### [Required task]
Copy each line of the records that contains the word "JSON".
··· Provided records ···
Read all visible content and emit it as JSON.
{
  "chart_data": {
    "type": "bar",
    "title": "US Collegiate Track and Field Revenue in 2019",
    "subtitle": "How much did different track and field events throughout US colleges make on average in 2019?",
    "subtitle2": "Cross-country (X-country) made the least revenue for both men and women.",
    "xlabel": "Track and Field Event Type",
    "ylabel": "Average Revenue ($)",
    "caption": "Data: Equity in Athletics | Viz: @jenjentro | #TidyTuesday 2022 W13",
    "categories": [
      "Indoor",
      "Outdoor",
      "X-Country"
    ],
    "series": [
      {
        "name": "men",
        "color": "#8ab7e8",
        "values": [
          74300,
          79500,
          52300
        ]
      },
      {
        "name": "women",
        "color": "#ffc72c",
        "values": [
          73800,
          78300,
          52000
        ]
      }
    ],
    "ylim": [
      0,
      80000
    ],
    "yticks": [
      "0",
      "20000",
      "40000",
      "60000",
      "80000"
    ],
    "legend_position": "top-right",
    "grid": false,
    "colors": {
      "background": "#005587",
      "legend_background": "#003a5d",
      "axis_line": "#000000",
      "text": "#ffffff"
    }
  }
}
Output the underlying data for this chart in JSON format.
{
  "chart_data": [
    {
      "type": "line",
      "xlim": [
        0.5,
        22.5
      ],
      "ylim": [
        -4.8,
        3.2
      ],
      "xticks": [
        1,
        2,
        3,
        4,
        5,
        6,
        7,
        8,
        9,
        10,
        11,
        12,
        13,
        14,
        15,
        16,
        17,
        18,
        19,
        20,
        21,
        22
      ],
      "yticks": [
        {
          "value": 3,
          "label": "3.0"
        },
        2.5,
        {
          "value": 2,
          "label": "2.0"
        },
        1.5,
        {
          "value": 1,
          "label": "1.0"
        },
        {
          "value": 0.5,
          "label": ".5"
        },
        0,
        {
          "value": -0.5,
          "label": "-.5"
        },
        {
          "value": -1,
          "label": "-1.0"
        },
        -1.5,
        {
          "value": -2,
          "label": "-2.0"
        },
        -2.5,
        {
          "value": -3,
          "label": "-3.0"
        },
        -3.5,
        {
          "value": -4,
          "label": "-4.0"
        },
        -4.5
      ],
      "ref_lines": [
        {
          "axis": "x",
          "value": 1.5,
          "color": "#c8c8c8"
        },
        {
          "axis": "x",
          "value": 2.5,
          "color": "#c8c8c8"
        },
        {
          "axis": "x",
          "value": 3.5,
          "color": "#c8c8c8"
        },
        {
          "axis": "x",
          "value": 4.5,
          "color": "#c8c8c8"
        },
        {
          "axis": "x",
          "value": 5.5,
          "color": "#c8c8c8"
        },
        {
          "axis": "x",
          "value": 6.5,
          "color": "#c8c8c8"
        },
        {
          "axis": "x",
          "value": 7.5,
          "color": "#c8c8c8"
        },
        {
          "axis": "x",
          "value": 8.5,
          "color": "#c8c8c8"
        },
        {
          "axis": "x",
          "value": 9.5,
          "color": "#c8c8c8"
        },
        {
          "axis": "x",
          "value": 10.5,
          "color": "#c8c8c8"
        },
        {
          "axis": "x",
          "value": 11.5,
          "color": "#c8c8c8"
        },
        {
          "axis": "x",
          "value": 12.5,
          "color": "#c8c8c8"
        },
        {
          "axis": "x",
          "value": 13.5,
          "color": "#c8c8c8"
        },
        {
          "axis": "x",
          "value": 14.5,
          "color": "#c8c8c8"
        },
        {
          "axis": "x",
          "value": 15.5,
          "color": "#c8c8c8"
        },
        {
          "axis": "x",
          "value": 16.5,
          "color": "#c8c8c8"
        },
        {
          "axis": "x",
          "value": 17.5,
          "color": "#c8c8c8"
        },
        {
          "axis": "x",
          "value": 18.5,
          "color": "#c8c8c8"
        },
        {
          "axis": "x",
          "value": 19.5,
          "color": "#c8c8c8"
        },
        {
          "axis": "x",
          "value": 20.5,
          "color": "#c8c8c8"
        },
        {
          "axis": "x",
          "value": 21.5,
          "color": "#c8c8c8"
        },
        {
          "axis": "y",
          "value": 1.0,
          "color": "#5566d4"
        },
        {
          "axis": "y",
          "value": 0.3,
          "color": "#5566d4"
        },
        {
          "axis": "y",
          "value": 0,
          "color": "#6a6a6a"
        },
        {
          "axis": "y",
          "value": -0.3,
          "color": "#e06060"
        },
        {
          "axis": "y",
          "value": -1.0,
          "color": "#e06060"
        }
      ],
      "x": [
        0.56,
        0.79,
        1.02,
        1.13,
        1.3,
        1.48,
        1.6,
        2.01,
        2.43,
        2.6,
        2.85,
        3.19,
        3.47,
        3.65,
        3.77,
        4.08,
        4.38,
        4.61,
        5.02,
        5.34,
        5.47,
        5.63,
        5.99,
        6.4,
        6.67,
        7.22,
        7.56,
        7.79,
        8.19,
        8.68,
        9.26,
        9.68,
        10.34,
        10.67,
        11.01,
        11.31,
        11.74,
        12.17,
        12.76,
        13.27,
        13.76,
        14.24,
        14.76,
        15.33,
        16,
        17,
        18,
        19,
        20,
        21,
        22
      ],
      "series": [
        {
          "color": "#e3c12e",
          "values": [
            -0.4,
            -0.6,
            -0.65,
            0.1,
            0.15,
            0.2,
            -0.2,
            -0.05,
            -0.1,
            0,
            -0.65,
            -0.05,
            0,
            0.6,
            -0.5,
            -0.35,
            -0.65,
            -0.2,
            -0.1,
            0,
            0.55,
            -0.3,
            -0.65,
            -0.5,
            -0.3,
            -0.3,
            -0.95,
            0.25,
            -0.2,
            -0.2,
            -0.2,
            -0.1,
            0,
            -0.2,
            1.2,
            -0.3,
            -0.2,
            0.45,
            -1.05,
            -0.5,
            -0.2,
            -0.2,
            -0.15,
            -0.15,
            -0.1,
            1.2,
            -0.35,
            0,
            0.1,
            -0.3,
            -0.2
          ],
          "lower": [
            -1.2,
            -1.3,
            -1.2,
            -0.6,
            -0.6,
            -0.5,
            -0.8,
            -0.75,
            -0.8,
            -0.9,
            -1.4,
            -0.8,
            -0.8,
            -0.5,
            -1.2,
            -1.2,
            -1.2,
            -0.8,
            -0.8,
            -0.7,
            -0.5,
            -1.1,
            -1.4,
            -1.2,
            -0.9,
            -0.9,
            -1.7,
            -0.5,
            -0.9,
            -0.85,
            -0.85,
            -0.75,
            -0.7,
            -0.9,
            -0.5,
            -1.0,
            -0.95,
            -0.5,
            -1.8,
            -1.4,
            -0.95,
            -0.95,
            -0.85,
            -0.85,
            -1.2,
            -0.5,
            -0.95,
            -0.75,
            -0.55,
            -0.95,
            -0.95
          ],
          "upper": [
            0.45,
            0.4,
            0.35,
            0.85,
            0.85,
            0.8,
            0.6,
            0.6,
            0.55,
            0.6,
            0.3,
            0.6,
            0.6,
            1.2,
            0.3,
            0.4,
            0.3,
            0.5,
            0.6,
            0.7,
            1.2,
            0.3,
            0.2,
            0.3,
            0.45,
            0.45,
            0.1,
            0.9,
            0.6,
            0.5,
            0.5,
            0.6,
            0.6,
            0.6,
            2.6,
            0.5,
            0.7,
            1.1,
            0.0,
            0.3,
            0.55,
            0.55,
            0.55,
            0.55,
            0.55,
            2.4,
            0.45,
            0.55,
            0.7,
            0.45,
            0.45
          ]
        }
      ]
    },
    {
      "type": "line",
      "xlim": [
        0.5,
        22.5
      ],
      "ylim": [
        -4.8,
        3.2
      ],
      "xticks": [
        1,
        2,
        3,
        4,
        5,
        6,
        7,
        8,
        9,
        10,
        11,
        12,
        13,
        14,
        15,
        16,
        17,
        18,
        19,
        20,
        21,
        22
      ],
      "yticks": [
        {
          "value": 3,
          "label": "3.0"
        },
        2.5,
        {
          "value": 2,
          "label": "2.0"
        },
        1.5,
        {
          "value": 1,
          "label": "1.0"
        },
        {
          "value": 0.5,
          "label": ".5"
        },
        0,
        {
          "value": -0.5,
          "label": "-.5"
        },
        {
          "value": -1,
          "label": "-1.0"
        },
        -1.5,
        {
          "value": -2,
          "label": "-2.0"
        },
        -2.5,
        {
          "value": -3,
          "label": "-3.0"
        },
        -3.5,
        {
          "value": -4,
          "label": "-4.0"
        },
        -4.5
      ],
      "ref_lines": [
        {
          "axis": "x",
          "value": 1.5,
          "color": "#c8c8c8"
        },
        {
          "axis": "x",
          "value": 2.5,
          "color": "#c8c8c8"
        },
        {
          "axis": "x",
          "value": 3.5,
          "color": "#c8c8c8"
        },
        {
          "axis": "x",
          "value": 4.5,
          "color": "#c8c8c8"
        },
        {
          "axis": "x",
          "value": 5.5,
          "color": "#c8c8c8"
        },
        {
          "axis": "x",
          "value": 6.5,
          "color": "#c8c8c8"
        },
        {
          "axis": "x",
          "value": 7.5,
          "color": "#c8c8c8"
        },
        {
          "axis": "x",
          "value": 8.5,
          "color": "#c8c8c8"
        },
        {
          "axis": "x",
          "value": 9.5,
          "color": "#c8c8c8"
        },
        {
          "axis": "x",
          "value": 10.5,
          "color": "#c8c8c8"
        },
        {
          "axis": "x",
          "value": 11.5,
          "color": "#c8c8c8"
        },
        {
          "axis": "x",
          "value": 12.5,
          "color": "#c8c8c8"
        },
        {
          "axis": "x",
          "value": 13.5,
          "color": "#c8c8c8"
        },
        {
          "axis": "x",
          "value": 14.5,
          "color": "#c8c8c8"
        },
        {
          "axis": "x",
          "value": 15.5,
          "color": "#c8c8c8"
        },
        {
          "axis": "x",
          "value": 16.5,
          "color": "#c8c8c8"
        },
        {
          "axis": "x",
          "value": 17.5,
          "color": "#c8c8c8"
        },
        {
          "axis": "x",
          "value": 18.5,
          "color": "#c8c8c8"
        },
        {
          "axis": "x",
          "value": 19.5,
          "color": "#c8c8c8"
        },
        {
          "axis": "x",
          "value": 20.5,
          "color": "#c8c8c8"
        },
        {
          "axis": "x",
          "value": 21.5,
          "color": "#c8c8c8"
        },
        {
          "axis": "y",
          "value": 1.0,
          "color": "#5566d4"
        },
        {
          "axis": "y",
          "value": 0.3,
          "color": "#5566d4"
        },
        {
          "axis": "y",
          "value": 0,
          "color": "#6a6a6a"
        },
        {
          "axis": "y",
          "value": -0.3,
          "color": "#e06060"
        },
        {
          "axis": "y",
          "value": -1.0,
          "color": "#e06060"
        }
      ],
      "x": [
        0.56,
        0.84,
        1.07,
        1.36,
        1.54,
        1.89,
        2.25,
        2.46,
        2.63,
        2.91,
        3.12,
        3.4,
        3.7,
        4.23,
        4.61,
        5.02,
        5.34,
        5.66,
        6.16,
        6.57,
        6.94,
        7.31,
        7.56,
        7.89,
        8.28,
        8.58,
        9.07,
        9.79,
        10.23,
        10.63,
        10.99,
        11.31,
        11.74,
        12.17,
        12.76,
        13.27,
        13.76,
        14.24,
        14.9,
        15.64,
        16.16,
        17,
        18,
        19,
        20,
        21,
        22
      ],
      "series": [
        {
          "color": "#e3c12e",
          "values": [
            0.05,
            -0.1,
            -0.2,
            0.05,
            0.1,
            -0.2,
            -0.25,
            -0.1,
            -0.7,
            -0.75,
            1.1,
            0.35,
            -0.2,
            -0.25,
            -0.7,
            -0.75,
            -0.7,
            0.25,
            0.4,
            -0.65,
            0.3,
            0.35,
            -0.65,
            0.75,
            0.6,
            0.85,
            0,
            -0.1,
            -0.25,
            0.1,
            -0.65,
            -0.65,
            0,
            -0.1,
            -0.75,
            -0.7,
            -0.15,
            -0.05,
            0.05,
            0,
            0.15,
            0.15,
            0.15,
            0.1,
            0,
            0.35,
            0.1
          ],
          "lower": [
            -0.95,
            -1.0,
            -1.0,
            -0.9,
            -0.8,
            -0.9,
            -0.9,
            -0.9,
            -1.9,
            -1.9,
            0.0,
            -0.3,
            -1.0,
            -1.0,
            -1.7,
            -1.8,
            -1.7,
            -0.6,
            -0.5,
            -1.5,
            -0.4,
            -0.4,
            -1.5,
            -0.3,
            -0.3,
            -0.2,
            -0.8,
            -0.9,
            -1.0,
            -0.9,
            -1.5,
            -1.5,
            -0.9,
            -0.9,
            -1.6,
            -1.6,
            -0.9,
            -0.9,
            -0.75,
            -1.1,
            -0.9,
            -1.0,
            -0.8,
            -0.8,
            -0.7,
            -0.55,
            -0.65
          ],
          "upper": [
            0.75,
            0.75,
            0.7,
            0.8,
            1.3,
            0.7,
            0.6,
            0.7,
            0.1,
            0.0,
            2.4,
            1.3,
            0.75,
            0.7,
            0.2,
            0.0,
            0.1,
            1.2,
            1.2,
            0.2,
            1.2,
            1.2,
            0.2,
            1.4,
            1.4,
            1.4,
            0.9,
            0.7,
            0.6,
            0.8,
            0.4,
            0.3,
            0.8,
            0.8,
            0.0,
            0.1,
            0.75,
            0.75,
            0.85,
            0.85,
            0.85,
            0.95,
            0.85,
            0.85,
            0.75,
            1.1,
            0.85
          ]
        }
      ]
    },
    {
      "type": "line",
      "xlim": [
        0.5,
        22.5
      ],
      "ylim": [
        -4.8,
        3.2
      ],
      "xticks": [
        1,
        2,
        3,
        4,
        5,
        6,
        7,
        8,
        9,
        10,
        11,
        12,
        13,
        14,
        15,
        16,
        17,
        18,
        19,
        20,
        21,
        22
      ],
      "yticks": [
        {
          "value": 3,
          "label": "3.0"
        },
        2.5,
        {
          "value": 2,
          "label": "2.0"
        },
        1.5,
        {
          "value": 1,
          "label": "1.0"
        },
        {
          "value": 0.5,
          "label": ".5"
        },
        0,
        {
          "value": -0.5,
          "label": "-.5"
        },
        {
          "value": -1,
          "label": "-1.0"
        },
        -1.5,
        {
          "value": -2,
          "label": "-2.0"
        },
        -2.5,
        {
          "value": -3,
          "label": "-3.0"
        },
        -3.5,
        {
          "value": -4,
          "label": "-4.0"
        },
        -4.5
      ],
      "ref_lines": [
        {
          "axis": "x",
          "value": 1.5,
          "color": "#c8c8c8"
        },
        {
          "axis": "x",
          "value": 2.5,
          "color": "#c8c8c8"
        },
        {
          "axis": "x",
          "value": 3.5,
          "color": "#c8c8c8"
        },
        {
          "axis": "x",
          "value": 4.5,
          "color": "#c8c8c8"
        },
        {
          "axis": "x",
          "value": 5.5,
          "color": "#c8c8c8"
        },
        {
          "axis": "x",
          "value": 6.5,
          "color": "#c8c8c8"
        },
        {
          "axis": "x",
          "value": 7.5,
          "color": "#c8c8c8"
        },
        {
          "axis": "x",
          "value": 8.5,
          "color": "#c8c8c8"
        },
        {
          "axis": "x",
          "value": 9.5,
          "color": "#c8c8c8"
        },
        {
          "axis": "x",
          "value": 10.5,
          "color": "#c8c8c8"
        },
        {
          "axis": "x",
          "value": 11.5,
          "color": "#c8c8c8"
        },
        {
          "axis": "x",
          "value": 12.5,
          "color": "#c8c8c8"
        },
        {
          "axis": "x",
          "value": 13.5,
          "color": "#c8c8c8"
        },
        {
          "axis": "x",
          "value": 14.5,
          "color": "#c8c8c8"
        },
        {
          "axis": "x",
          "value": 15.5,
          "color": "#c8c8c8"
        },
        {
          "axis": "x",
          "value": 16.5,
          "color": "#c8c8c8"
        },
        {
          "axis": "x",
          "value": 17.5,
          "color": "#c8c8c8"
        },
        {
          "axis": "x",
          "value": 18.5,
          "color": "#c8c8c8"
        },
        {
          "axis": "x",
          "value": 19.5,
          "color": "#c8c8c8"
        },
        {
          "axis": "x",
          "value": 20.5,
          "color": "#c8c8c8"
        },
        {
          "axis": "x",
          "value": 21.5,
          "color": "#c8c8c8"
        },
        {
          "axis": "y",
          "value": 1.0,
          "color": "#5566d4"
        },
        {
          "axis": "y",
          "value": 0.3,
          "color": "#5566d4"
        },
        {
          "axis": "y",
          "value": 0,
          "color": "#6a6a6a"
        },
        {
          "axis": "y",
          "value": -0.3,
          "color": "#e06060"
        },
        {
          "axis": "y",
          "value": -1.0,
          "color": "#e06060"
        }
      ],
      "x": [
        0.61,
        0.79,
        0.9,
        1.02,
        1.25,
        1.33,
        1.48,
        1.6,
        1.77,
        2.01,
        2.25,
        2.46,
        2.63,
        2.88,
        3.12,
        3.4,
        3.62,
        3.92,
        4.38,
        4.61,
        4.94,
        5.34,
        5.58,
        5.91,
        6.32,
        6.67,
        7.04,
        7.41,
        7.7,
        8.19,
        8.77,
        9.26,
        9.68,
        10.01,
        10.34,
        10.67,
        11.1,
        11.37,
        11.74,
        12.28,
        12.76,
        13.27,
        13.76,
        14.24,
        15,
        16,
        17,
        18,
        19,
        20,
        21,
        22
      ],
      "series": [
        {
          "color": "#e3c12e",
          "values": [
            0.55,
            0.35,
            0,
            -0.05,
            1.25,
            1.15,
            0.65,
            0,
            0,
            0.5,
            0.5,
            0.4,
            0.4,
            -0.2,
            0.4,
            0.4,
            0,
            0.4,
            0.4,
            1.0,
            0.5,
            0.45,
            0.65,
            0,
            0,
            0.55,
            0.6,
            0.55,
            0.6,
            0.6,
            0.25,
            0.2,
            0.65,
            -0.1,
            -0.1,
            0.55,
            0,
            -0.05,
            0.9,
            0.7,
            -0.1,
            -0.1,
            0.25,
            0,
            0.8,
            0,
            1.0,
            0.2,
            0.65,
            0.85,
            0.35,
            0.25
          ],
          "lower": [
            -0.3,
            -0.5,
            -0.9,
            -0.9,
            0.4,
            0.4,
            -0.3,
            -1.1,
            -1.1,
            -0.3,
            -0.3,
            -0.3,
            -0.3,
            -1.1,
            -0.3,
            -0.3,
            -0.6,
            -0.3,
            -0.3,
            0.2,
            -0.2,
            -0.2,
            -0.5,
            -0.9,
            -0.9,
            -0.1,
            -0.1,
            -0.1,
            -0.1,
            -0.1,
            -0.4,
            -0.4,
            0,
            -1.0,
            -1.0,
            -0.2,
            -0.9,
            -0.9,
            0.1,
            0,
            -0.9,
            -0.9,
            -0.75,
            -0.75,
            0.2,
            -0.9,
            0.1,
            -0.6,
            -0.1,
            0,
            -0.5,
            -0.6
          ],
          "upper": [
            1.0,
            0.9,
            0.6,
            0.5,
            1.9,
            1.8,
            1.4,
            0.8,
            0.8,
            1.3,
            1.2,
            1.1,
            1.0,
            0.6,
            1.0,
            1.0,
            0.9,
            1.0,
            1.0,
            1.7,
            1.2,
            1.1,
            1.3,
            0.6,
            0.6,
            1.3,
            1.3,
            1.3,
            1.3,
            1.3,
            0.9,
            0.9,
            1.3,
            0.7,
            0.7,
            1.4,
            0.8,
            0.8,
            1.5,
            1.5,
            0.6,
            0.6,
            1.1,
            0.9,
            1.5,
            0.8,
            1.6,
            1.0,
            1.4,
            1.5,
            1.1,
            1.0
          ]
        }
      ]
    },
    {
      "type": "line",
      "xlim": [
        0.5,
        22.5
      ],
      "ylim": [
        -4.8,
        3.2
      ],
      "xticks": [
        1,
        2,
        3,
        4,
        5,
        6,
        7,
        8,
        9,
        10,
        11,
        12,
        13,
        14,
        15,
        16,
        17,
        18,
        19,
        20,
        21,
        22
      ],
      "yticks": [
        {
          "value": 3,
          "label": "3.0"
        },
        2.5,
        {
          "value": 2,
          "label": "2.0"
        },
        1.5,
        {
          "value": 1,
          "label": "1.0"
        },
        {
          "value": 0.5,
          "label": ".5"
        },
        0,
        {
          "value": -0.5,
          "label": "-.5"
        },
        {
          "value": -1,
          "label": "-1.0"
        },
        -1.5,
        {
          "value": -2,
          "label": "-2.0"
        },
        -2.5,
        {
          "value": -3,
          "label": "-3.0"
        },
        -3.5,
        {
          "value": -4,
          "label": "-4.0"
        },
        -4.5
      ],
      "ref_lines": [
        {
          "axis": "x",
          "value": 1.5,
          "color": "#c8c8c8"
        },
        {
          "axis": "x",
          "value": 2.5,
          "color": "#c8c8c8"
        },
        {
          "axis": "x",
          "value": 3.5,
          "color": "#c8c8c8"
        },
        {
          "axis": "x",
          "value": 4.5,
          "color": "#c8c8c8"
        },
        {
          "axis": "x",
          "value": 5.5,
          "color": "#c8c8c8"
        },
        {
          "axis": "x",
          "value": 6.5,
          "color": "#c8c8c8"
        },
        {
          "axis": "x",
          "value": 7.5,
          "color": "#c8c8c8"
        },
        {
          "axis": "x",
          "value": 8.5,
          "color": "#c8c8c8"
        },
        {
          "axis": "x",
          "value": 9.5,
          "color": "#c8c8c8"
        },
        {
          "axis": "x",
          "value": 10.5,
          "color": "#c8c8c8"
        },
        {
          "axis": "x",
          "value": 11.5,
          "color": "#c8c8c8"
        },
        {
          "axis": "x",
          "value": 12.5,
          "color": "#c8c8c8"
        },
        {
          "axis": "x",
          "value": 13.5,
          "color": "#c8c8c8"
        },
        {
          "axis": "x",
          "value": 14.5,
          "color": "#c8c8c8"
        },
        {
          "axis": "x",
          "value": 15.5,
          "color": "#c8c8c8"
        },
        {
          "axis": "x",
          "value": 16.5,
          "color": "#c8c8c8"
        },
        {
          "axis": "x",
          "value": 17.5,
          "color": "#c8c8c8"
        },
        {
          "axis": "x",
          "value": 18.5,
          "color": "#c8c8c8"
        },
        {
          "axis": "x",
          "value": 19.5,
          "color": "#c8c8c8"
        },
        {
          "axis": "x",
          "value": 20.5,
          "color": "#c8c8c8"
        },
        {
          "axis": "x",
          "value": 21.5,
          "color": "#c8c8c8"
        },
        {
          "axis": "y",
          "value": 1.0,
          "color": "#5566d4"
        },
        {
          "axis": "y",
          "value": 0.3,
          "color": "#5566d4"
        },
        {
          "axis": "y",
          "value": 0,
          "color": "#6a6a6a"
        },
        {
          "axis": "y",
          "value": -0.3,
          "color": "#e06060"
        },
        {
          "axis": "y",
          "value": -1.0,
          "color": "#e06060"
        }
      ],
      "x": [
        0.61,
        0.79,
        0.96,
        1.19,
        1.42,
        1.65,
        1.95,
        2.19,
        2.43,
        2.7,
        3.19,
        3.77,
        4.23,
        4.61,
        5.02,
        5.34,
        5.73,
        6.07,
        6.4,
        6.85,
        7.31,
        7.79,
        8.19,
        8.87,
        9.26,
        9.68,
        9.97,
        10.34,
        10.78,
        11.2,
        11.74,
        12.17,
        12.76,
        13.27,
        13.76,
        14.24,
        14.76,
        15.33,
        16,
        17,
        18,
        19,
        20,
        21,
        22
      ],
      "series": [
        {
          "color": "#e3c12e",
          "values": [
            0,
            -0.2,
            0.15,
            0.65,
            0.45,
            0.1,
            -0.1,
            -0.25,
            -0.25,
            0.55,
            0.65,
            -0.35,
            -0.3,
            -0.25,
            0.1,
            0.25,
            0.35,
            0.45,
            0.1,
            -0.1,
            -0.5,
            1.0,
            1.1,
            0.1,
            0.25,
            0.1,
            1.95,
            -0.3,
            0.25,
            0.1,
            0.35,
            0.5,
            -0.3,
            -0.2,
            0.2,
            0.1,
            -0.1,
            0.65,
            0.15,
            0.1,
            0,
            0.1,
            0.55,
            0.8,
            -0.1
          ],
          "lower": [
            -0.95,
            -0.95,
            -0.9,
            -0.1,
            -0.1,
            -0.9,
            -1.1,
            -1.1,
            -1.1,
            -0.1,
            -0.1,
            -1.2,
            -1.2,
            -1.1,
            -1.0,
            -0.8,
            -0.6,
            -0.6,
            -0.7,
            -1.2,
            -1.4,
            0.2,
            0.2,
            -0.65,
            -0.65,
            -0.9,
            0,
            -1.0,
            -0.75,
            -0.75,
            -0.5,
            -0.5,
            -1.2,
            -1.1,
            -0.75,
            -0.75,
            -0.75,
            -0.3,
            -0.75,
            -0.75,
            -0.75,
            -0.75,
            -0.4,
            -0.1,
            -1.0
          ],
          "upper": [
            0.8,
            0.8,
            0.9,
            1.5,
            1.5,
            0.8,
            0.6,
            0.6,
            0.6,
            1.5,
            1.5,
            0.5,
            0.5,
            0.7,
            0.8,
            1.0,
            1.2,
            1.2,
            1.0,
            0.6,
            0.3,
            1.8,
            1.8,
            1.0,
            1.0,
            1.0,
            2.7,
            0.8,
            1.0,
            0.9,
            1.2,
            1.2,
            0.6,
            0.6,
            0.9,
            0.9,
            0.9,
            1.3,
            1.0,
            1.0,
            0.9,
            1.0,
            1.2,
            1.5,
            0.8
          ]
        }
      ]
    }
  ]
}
···
### [Result for this exercise]
Read all visible content and emit it as JSON.
Output the underlying data for this chart in JSON format.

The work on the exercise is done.